[start of Records provided]
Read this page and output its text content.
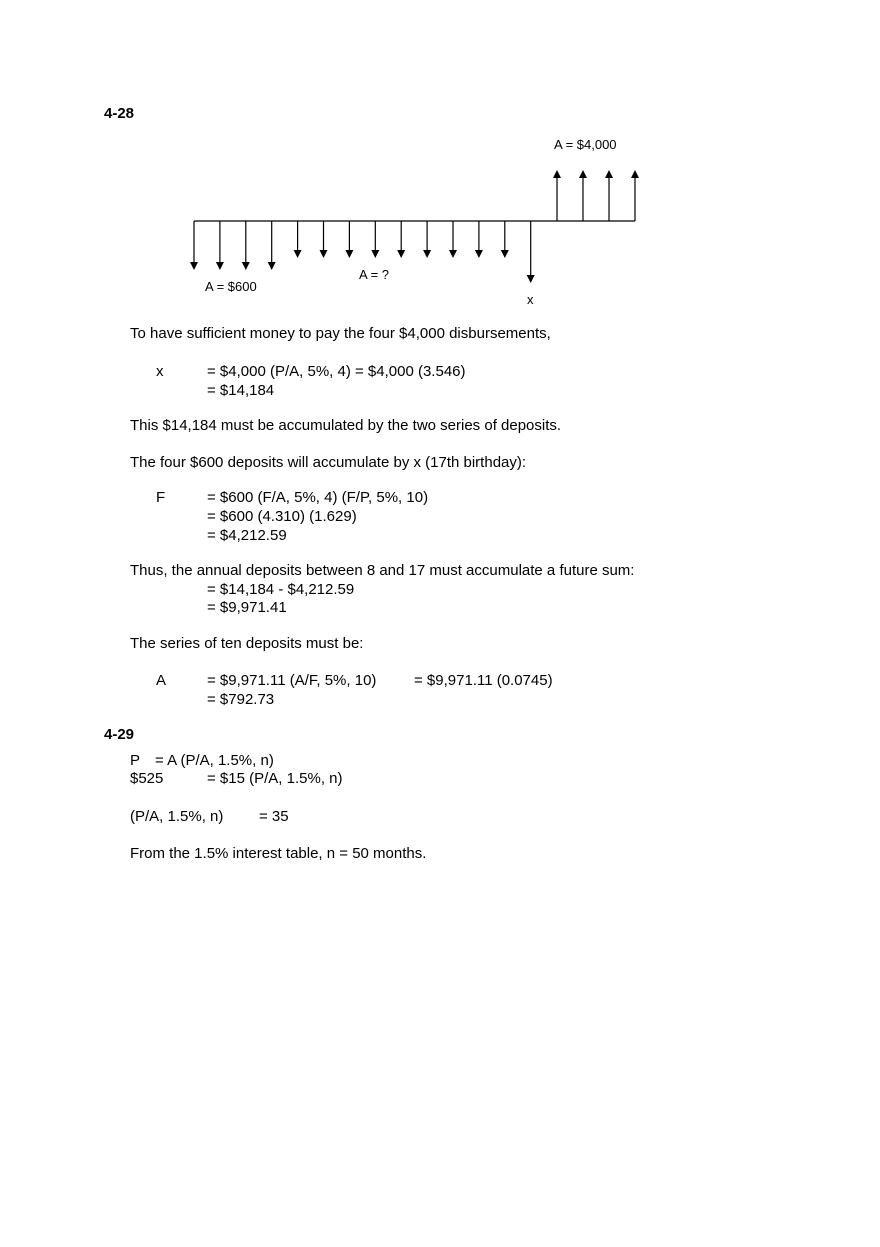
4-28
A = $4,000
A = ?
A = $600
x
To have sufficient money to pay the four $4,000 disbursements,
x	= $4,000 (P/A, 5%, 4) = $4,000 (3.546)
= $14,184
This $14,184 must be accumulated by the two series of deposits.
The four $600 deposits will accumulate by x (17th birthday):
F	= $600 (F/A, 5%, 4) (F/P, 5%, 10)
= $600 (4.310) (1.629)
= $4,212.59
Thus, the annual deposits between 8 and 17 must accumulate a future sum:
= $14,184 - $4,212.59
= $9,971.41
The series of ten deposits must be:
A	= $9,971.11 (A/F, 5%, 10)	= $9,971.11 (0.0745)
= $792.73
4-29
P = A (P/A, 1.5%, n)
$525	= $15 (P/A, 1.5%, n)
(P/A, 1.5%, n) = 35
From the 1.5% interest table, n = 50 months.
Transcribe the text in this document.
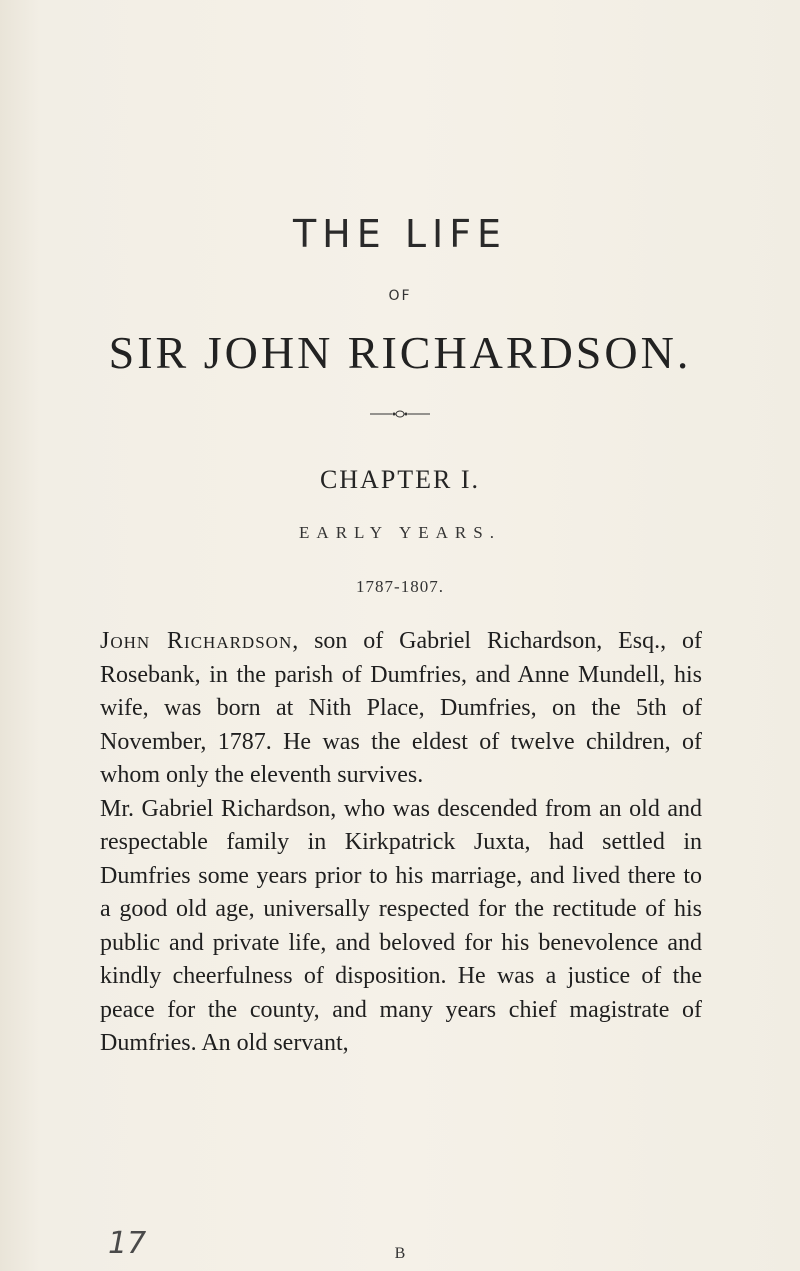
THE LIFE
OF
SIR JOHN RICHARDSON.
CHAPTER I.
EARLY YEARS.
1787-1807.

John Richardson, son of Gabriel Richardson, Esq., of Rosebank, in the parish of Dumfries, and Anne Mundell, his wife, was born at Nith Place, Dumfries, on the 5th of November, 1787. He was the eldest of twelve children, of whom only the eleventh survives.

Mr. Gabriel Richardson, who was descended from an old and respectable family in Kirkpatrick Juxta, had settled in Dumfries some years prior to his marriage, and lived there to a good old age, universally respected for the rectitude of his public and private life, and beloved for his benevolence and kindly cheerfulness of disposition. He was a justice of the peace for the county, and many years chief magistrate of Dumfries. An old servant,

B
17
[end of Records provided]
== Instructions for the task ==
Every line above should be repeated exactly; pictures stay out of the copy.

== Written response ==
Read this page and output its text content.
4-28
A = $4,000
A = ?
A = $600
x
To have sufficient money to pay the four $4,000 disbursements,
x	= $4,000 (P/A, 5%, 4) = $4,000 (3.546)
= $14,184
This $14,184 must be accumulated by the two series of deposits.
The four $600 deposits will accumulate by x (17th birthday):
F	= $600 (F/A, 5%, 4) (F/P, 5%, 10)
= $600 (4.310) (1.629)
= $4,212.59
Thus, the annual deposits between 8 and 17 must accumulate a future sum:
= $14,184 - $4,212.59
= $9,971.41
The series of ten deposits must be:
A	= $9,971.11 (A/F, 5%, 10)	= $9,971.11 (0.0745)
= $792.73
4-29
P = A (P/A, 1.5%, n)
$525	= $15 (P/A, 1.5%, n)
(P/A, 1.5%, n) = 35
From the 1.5% interest table, n = 50 months.
Transcribe the text in this document.
THE LIFE
OF
SIR JOHN RICHARDSON.
CHAPTER I.
EARLY YEARS.
1787-1807.

John Richardson, son of Gabriel Richardson, Esq., of Rosebank, in the parish of Dumfries, and Anne Mundell, his wife, was born at Nith Place, Dumfries, on the 5th of November, 1787. He was the eldest of twelve children, of whom only the eleventh survives.

Mr. Gabriel Richardson, who was descended from an old and respectable family in Kirkpatrick Juxta, had settled in Dumfries some years prior to his marriage, and lived there to a good old age, universally respected for the rectitude of his public and private life, and beloved for his benevolence and kindly cheerfulness of disposition. He was a justice of the peace for the county, and many years chief magistrate of Dumfries. An old servant,

B
17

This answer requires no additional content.